■ SUPPLIED ENTRIES ■
########################################

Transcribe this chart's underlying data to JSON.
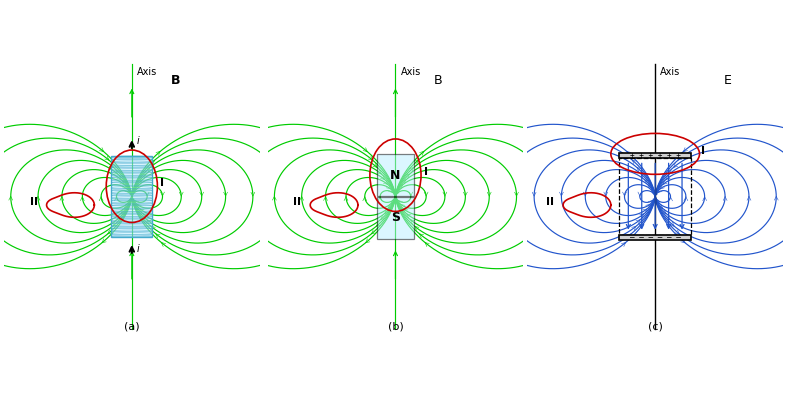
{
  "fig_width": 7.87,
  "fig_height": 3.93,
  "bg_color": "#ffffff",
  "green_color": "#00cc00",
  "blue_color": "#2255cc",
  "red_color": "#cc0000",
  "cyan_color": "#b8eeff",
  "black_color": "#000000",
  "lw_field": 0.85,
  "lw_surface": 1.2,
  "arrow_ms": 7,
  "panel_a_label": "(a)",
  "panel_b_label": "(b)",
  "panel_c_label": "(c)"
}
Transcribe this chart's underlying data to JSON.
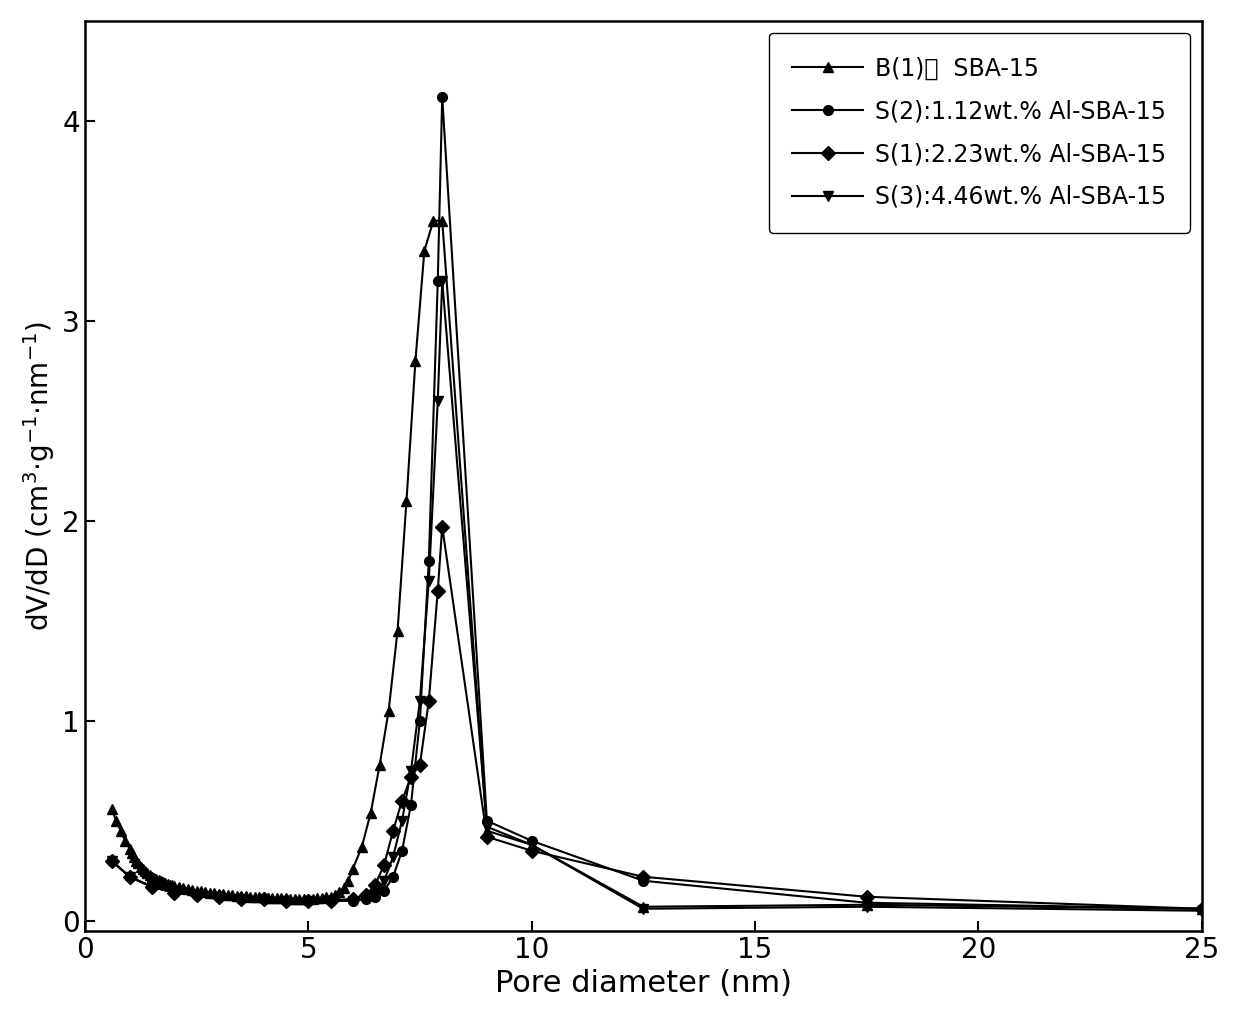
{
  "xlabel": "Pore diameter (nm)",
  "ylabel": "dV/dD (cm$^3$$\\cdot$g$^{-1}$$\\cdot$nm$^{-1}$)",
  "xlim": [
    0,
    25
  ],
  "ylim": [
    -0.05,
    4.5
  ],
  "xticks": [
    0,
    5,
    10,
    15,
    20,
    25
  ],
  "yticks": [
    0,
    1,
    2,
    3,
    4
  ],
  "legend_labels": [
    "B(1)：  SBA-15",
    "S(2):1.12wt.% Al-SBA-15",
    "S(1):2.23wt.% Al-SBA-15",
    "S(3):4.46wt.% Al-SBA-15"
  ],
  "line_color": "#000000",
  "background_color": "#ffffff",
  "B1_x": [
    0.6,
    0.7,
    0.8,
    0.9,
    1.0,
    1.05,
    1.1,
    1.15,
    1.2,
    1.25,
    1.3,
    1.35,
    1.4,
    1.45,
    1.5,
    1.55,
    1.6,
    1.65,
    1.7,
    1.75,
    1.8,
    1.85,
    1.9,
    1.95,
    2.0,
    2.1,
    2.2,
    2.3,
    2.4,
    2.5,
    2.6,
    2.7,
    2.8,
    2.9,
    3.0,
    3.1,
    3.2,
    3.3,
    3.4,
    3.5,
    3.6,
    3.7,
    3.8,
    3.9,
    4.0,
    4.1,
    4.2,
    4.3,
    4.4,
    4.5,
    4.6,
    4.7,
    4.8,
    4.9,
    5.0,
    5.1,
    5.2,
    5.3,
    5.4,
    5.5,
    5.6,
    5.7,
    5.8,
    5.9,
    6.0,
    6.2,
    6.4,
    6.6,
    6.8,
    7.0,
    7.2,
    7.4,
    7.6,
    7.8,
    8.0,
    9.0,
    10.0,
    12.5,
    17.5,
    25.0
  ],
  "B1_y": [
    0.56,
    0.5,
    0.45,
    0.4,
    0.36,
    0.34,
    0.32,
    0.3,
    0.29,
    0.27,
    0.26,
    0.25,
    0.24,
    0.23,
    0.22,
    0.215,
    0.21,
    0.205,
    0.2,
    0.195,
    0.19,
    0.185,
    0.18,
    0.178,
    0.175,
    0.17,
    0.165,
    0.16,
    0.155,
    0.15,
    0.147,
    0.144,
    0.141,
    0.138,
    0.135,
    0.132,
    0.13,
    0.128,
    0.126,
    0.124,
    0.122,
    0.12,
    0.119,
    0.118,
    0.117,
    0.116,
    0.115,
    0.114,
    0.113,
    0.112,
    0.111,
    0.11,
    0.11,
    0.11,
    0.11,
    0.111,
    0.112,
    0.114,
    0.117,
    0.121,
    0.13,
    0.145,
    0.165,
    0.2,
    0.26,
    0.37,
    0.54,
    0.78,
    1.05,
    1.45,
    2.1,
    2.8,
    3.35,
    3.5,
    3.5,
    0.45,
    0.38,
    0.07,
    0.08,
    0.06
  ],
  "S2_x": [
    0.6,
    1.0,
    1.5,
    2.0,
    2.5,
    3.0,
    3.5,
    4.0,
    4.5,
    5.0,
    5.5,
    6.0,
    6.3,
    6.5,
    6.7,
    6.9,
    7.1,
    7.3,
    7.5,
    7.7,
    7.9,
    8.0,
    9.0,
    10.0,
    12.5,
    17.5,
    25.0
  ],
  "S2_y": [
    0.3,
    0.22,
    0.17,
    0.14,
    0.13,
    0.12,
    0.11,
    0.11,
    0.1,
    0.1,
    0.1,
    0.1,
    0.11,
    0.12,
    0.15,
    0.22,
    0.35,
    0.58,
    1.0,
    1.8,
    3.2,
    4.12,
    0.5,
    0.4,
    0.2,
    0.09,
    0.06
  ],
  "S1_x": [
    0.6,
    1.0,
    1.5,
    2.0,
    2.5,
    3.0,
    3.5,
    4.0,
    4.5,
    5.0,
    5.5,
    6.0,
    6.3,
    6.5,
    6.7,
    6.9,
    7.1,
    7.3,
    7.5,
    7.7,
    7.9,
    8.0,
    9.0,
    10.0,
    12.5,
    17.5,
    25.0
  ],
  "S1_y": [
    0.3,
    0.22,
    0.17,
    0.14,
    0.13,
    0.12,
    0.11,
    0.11,
    0.1,
    0.1,
    0.1,
    0.11,
    0.13,
    0.18,
    0.28,
    0.45,
    0.6,
    0.72,
    0.78,
    1.1,
    1.65,
    1.97,
    0.42,
    0.35,
    0.22,
    0.12,
    0.06
  ],
  "S3_x": [
    0.6,
    1.0,
    1.5,
    2.0,
    2.5,
    3.0,
    3.5,
    4.0,
    4.5,
    5.0,
    5.5,
    6.0,
    6.3,
    6.5,
    6.7,
    6.9,
    7.1,
    7.3,
    7.5,
    7.7,
    7.9,
    8.0,
    9.0,
    10.0,
    12.5,
    17.5,
    25.0
  ],
  "S3_y": [
    0.3,
    0.22,
    0.17,
    0.14,
    0.13,
    0.12,
    0.11,
    0.11,
    0.1,
    0.1,
    0.1,
    0.1,
    0.11,
    0.13,
    0.2,
    0.32,
    0.5,
    0.75,
    1.1,
    1.7,
    2.6,
    3.2,
    0.47,
    0.38,
    0.06,
    0.07,
    0.05
  ]
}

########################################

■ EXERCISE ■
Every entry must be written out exactly, with all pictures left out.

■ OUTPUT OF THE TASK ■
Transcribe this chart's underlying data to JSON.
{
  "fig_width": 7.87,
  "fig_height": 3.93,
  "bg_color": "#ffffff",
  "green_color": "#00cc00",
  "blue_color": "#2255cc",
  "red_color": "#cc0000",
  "cyan_color": "#b8eeff",
  "black_color": "#000000",
  "lw_field": 0.85,
  "lw_surface": 1.2,
  "arrow_ms": 7,
  "panel_a_label": "(a)",
  "panel_b_label": "(b)",
  "panel_c_label": "(c)"
}
Transcribe this chart's underlying data to JSON.
{
  "xlabel": "Pore diameter (nm)",
  "ylabel": "dV/dD (cm$^3$$\\cdot$g$^{-1}$$\\cdot$nm$^{-1}$)",
  "xlim": [
    0,
    25
  ],
  "ylim": [
    -0.05,
    4.5
  ],
  "xticks": [
    0,
    5,
    10,
    15,
    20,
    25
  ],
  "yticks": [
    0,
    1,
    2,
    3,
    4
  ],
  "legend_labels": [
    "B(1)：  SBA-15",
    "S(2):1.12wt.% Al-SBA-15",
    "S(1):2.23wt.% Al-SBA-15",
    "S(3):4.46wt.% Al-SBA-15"
  ],
  "line_color": "#000000",
  "background_color": "#ffffff",
  "B1_x": [
    0.6,
    0.7,
    0.8,
    0.9,
    1.0,
    1.05,
    1.1,
    1.15,
    1.2,
    1.25,
    1.3,
    1.35,
    1.4,
    1.45,
    1.5,
    1.55,
    1.6,
    1.65,
    1.7,
    1.75,
    1.8,
    1.85,
    1.9,
    1.95,
    2.0,
    2.1,
    2.2,
    2.3,
    2.4,
    2.5,
    2.6,
    2.7,
    2.8,
    2.9,
    3.0,
    3.1,
    3.2,
    3.3,
    3.4,
    3.5,
    3.6,
    3.7,
    3.8,
    3.9,
    4.0,
    4.1,
    4.2,
    4.3,
    4.4,
    4.5,
    4.6,
    4.7,
    4.8,
    4.9,
    5.0,
    5.1,
    5.2,
    5.3,
    5.4,
    5.5,
    5.6,
    5.7,
    5.8,
    5.9,
    6.0,
    6.2,
    6.4,
    6.6,
    6.8,
    7.0,
    7.2,
    7.4,
    7.6,
    7.8,
    8.0,
    9.0,
    10.0,
    12.5,
    17.5,
    25.0
  ],
  "B1_y": [
    0.56,
    0.5,
    0.45,
    0.4,
    0.36,
    0.34,
    0.32,
    0.3,
    0.29,
    0.27,
    0.26,
    0.25,
    0.24,
    0.23,
    0.22,
    0.215,
    0.21,
    0.205,
    0.2,
    0.195,
    0.19,
    0.185,
    0.18,
    0.178,
    0.175,
    0.17,
    0.165,
    0.16,
    0.155,
    0.15,
    0.147,
    0.144,
    0.141,
    0.138,
    0.135,
    0.132,
    0.13,
    0.128,
    0.126,
    0.124,
    0.122,
    0.12,
    0.119,
    0.118,
    0.117,
    0.116,
    0.115,
    0.114,
    0.113,
    0.112,
    0.111,
    0.11,
    0.11,
    0.11,
    0.11,
    0.111,
    0.112,
    0.114,
    0.117,
    0.121,
    0.13,
    0.145,
    0.165,
    0.2,
    0.26,
    0.37,
    0.54,
    0.78,
    1.05,
    1.45,
    2.1,
    2.8,
    3.35,
    3.5,
    3.5,
    0.45,
    0.38,
    0.07,
    0.08,
    0.06
  ],
  "S2_x": [
    0.6,
    1.0,
    1.5,
    2.0,
    2.5,
    3.0,
    3.5,
    4.0,
    4.5,
    5.0,
    5.5,
    6.0,
    6.3,
    6.5,
    6.7,
    6.9,
    7.1,
    7.3,
    7.5,
    7.7,
    7.9,
    8.0,
    9.0,
    10.0,
    12.5,
    17.5,
    25.0
  ],
  "S2_y": [
    0.3,
    0.22,
    0.17,
    0.14,
    0.13,
    0.12,
    0.11,
    0.11,
    0.1,
    0.1,
    0.1,
    0.1,
    0.11,
    0.12,
    0.15,
    0.22,
    0.35,
    0.58,
    1.0,
    1.8,
    3.2,
    4.12,
    0.5,
    0.4,
    0.2,
    0.09,
    0.06
  ],
  "S1_x": [
    0.6,
    1.0,
    1.5,
    2.0,
    2.5,
    3.0,
    3.5,
    4.0,
    4.5,
    5.0,
    5.5,
    6.0,
    6.3,
    6.5,
    6.7,
    6.9,
    7.1,
    7.3,
    7.5,
    7.7,
    7.9,
    8.0,
    9.0,
    10.0,
    12.5,
    17.5,
    25.0
  ],
  "S1_y": [
    0.3,
    0.22,
    0.17,
    0.14,
    0.13,
    0.12,
    0.11,
    0.11,
    0.1,
    0.1,
    0.1,
    0.11,
    0.13,
    0.18,
    0.28,
    0.45,
    0.6,
    0.72,
    0.78,
    1.1,
    1.65,
    1.97,
    0.42,
    0.35,
    0.22,
    0.12,
    0.06
  ],
  "S3_x": [
    0.6,
    1.0,
    1.5,
    2.0,
    2.5,
    3.0,
    3.5,
    4.0,
    4.5,
    5.0,
    5.5,
    6.0,
    6.3,
    6.5,
    6.7,
    6.9,
    7.1,
    7.3,
    7.5,
    7.7,
    7.9,
    8.0,
    9.0,
    10.0,
    12.5,
    17.5,
    25.0
  ],
  "S3_y": [
    0.3,
    0.22,
    0.17,
    0.14,
    0.13,
    0.12,
    0.11,
    0.11,
    0.1,
    0.1,
    0.1,
    0.1,
    0.11,
    0.13,
    0.2,
    0.32,
    0.5,
    0.75,
    1.1,
    1.7,
    2.6,
    3.2,
    0.47,
    0.38,
    0.06,
    0.07,
    0.05
  ]
}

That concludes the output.